* EXERCISE TASK
Tally each line where the word "this" occurs, then give only the total.
--------
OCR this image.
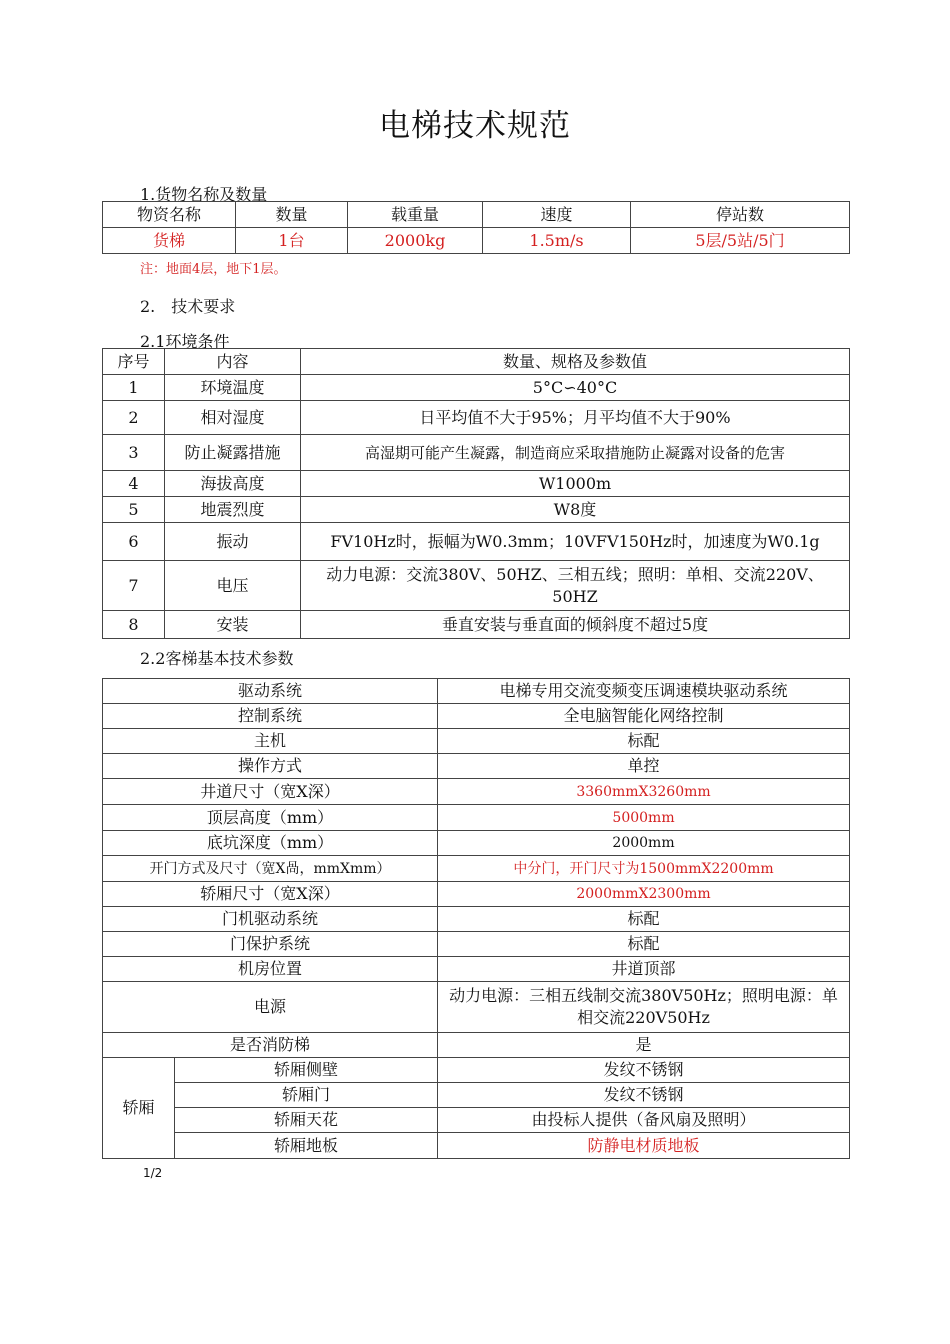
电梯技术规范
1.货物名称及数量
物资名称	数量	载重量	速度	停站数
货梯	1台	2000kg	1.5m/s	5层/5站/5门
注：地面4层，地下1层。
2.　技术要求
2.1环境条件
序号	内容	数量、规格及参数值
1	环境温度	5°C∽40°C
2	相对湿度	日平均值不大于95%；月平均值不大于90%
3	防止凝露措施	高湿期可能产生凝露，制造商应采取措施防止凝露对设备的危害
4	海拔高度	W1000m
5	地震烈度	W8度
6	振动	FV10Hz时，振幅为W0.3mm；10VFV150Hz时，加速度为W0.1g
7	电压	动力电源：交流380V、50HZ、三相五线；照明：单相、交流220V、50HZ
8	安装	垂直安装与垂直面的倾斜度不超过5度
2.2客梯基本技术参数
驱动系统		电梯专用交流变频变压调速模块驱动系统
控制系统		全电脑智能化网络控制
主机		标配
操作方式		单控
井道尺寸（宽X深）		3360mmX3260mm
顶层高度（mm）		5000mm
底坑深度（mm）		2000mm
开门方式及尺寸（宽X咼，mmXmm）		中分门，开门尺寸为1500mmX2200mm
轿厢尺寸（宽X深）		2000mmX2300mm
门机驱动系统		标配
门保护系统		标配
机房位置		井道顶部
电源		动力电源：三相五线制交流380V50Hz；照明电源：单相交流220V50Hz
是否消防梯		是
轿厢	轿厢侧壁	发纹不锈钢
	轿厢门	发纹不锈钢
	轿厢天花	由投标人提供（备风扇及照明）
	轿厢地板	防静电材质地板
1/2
--------
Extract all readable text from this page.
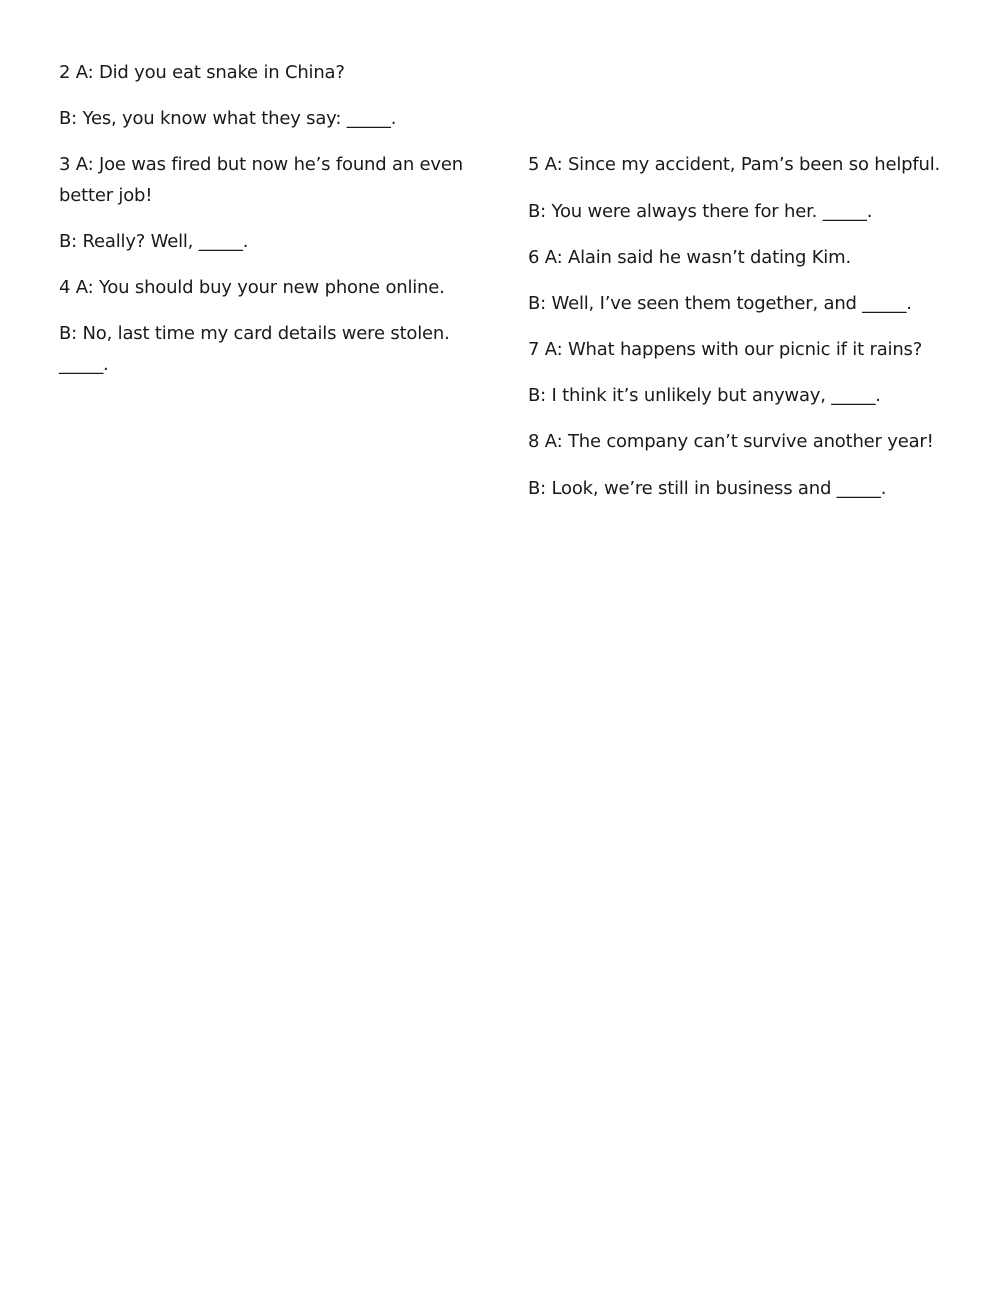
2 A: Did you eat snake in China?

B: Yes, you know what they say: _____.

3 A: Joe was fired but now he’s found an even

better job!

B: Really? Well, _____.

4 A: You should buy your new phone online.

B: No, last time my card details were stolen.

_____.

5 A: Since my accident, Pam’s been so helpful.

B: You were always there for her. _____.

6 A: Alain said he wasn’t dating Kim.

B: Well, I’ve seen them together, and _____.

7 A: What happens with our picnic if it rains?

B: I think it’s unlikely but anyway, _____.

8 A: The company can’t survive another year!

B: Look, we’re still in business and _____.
--------
* ANSWER BELOW
2